GIVEN INSTRUCTION: The answer is a single number: how many lines hold the string "title".

________________________________________

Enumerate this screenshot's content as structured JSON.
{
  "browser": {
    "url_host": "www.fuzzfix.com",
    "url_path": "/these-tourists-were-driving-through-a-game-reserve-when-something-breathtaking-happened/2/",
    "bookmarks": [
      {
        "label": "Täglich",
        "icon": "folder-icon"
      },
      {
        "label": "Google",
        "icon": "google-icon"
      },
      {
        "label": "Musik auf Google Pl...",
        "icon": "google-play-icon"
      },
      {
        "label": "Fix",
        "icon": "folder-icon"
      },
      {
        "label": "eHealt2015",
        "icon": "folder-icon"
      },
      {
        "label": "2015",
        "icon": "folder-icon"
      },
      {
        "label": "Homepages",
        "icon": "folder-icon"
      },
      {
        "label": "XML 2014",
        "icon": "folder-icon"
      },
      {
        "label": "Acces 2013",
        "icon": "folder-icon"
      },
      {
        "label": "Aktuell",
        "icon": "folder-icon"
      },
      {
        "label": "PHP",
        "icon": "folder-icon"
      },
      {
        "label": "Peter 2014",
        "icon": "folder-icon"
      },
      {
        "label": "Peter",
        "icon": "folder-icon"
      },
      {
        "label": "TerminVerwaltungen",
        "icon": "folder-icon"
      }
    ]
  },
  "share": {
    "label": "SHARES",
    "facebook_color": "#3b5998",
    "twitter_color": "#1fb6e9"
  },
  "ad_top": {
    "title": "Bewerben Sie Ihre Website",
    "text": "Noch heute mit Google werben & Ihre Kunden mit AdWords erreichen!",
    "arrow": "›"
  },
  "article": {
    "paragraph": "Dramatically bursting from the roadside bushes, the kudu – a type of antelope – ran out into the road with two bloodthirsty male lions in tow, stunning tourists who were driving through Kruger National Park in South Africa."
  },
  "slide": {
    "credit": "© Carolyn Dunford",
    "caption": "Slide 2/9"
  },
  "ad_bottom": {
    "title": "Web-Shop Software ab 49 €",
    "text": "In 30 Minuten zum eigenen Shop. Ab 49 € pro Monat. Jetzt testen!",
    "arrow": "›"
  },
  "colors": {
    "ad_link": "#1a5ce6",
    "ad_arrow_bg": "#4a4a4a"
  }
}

________________________________________

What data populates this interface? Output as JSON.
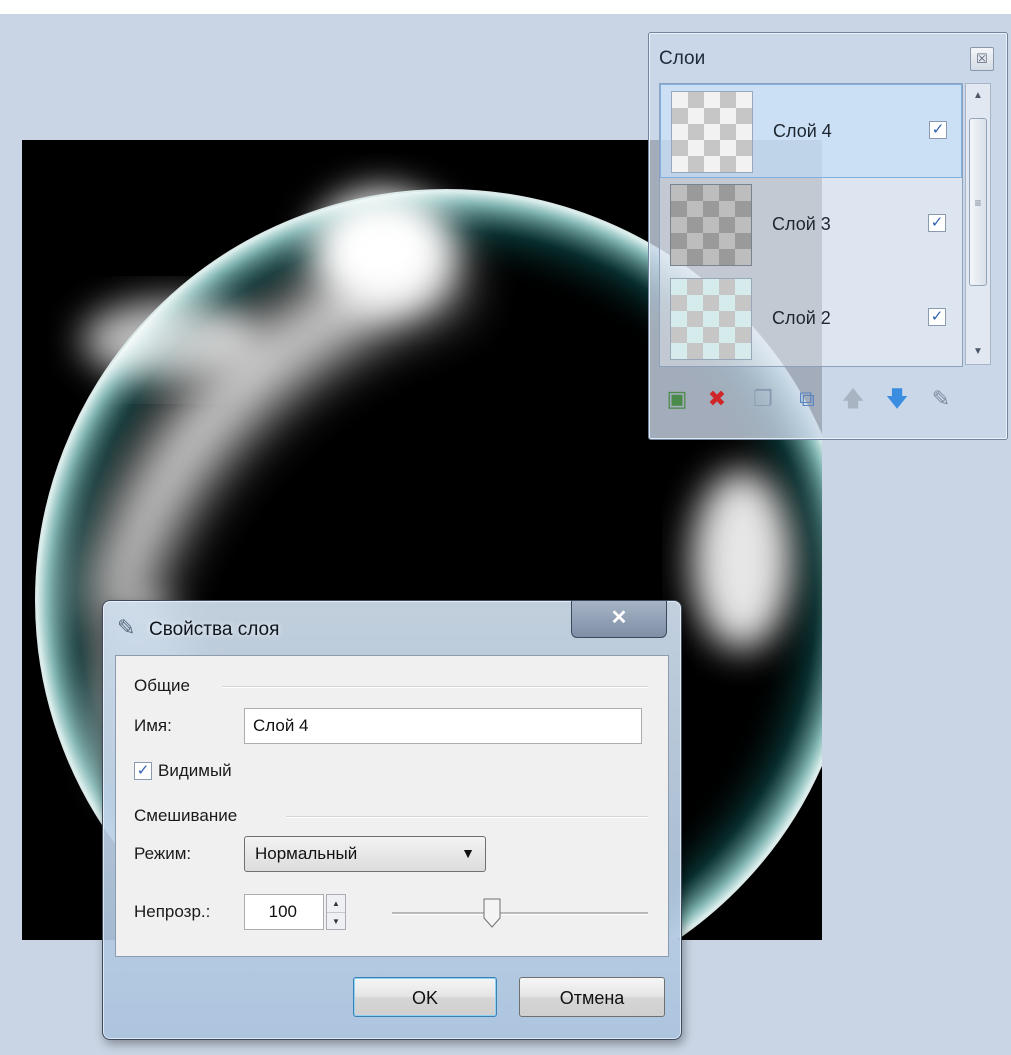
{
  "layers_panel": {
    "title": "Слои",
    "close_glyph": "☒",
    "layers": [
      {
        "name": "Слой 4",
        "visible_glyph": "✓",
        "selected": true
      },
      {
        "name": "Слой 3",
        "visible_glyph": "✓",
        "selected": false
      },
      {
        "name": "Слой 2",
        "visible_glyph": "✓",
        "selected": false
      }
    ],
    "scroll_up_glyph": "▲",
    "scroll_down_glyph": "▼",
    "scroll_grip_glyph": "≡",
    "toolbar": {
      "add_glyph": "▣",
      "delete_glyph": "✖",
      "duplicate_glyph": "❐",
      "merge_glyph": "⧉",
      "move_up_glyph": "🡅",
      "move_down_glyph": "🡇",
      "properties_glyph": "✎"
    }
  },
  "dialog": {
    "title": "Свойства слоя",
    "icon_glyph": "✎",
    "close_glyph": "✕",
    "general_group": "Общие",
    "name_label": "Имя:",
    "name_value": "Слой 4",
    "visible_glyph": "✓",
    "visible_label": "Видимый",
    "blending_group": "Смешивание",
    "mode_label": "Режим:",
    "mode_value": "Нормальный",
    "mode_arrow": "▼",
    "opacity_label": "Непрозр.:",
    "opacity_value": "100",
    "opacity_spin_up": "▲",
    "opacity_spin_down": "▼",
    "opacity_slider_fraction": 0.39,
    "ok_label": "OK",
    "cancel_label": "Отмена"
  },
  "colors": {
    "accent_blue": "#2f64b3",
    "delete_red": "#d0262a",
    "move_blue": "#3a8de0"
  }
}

________________________________________

EXERCISE ANSWER: 4